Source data
--------------------------------------------------
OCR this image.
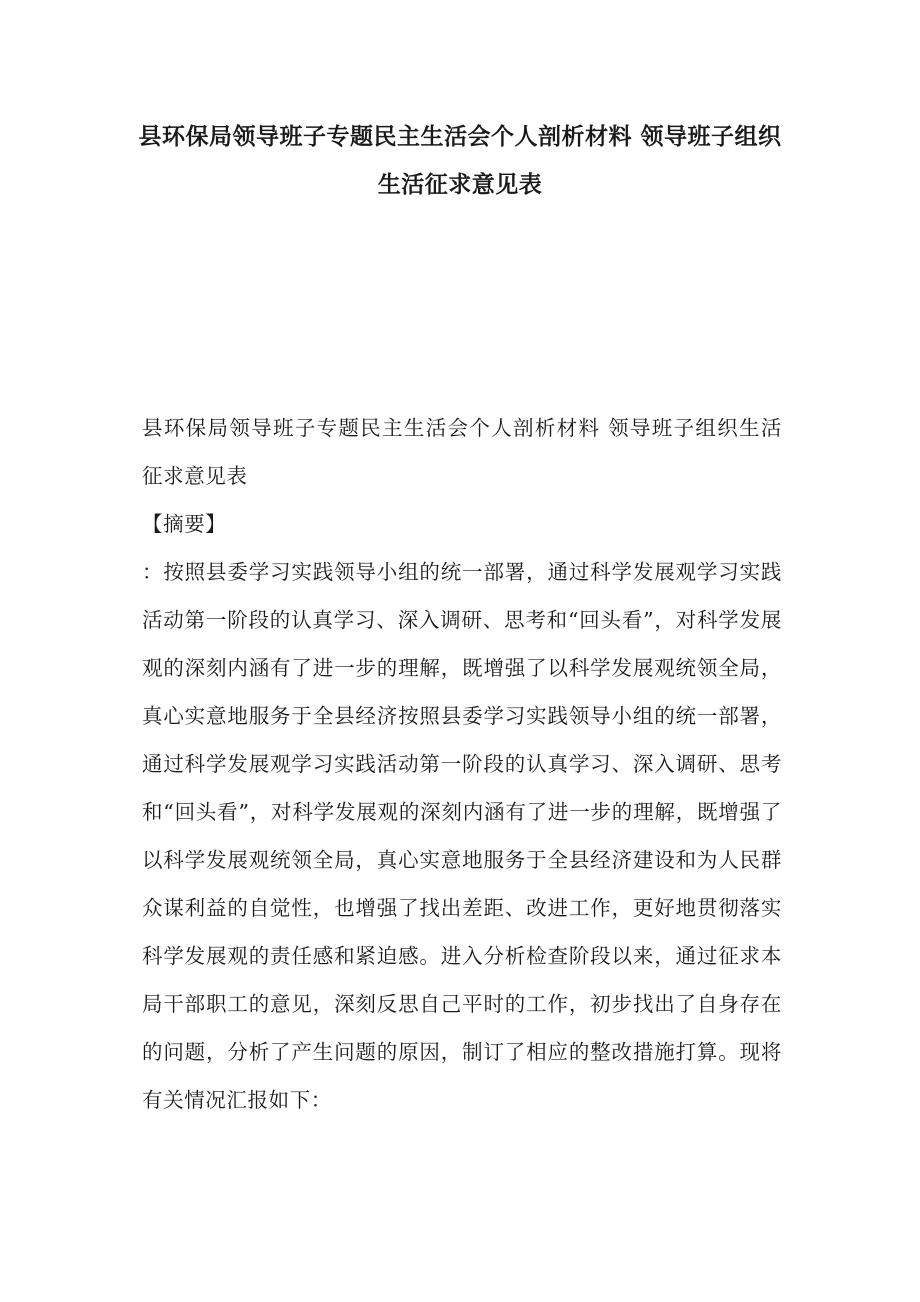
县环保局领导班子专题民主生活会个人剖析材料 领导班子组织生活征求意见表

县环保局领导班子专题民主生活会个人剖析材料 领导班子组织生活征求意见表

【摘要】

：按照县委学习实践领导小组的统一部署，通过科学发展观学习实践活动第一阶段的认真学习、深入调研、思考和“回头看”，对科学发展观的深刻内涵有了进一步的理解，既增强了以科学发展观统领全局，真心实意地服务于全县经济按照县委学习实践领导小组的统一部署，通过科学发展观学习实践活动第一阶段的认真学习、深入调研、思考和“回头看”，对科学发展观的深刻内涵有了进一步的理解，既增强了以科学发展观统领全局，真心实意地服务于全县经济建设和为人民群众谋利益的自觉性，也增强了找出差距、改进工作，更好地贯彻落实科学发展观的责任感和紧迫感。进入分析检查阶段以来，通过征求本局干部职工的意见，深刻反思自己平时的工作，初步找出了自身存在的问题，分析了产生问题的原因，制订了相应的整改措施打算。现将有关情况汇报如下：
--------------------------------------------------
Omitting all images, retype each line of the records precisely.

Completed exercise:
OCR this image.
县环保局领导班子专题民主生活会个人剖析材料 领导班子组织生活征求意见表

县环保局领导班子专题民主生活会个人剖析材料 领导班子组织生活征求意见表

【摘要】

：按照县委学习实践领导小组的统一部署，通过科学发展观学习实践活动第一阶段的认真学习、深入调研、思考和“回头看”，对科学发展观的深刻内涵有了进一步的理解，既增强了以科学发展观统领全局，真心实意地服务于全县经济按照县委学习实践领导小组的统一部署，通过科学发展观学习实践活动第一阶段的认真学习、深入调研、思考和“回头看”，对科学发展观的深刻内涵有了进一步的理解，既增强了以科学发展观统领全局，真心实意地服务于全县经济建设和为人民群众谋利益的自觉性，也增强了找出差距、改进工作，更好地贯彻落实科学发展观的责任感和紧迫感。进入分析检查阶段以来，通过征求本局干部职工的意见，深刻反思自己平时的工作，初步找出了自身存在的问题，分析了产生问题的原因，制订了相应的整改措施打算。现将有关情况汇报如下：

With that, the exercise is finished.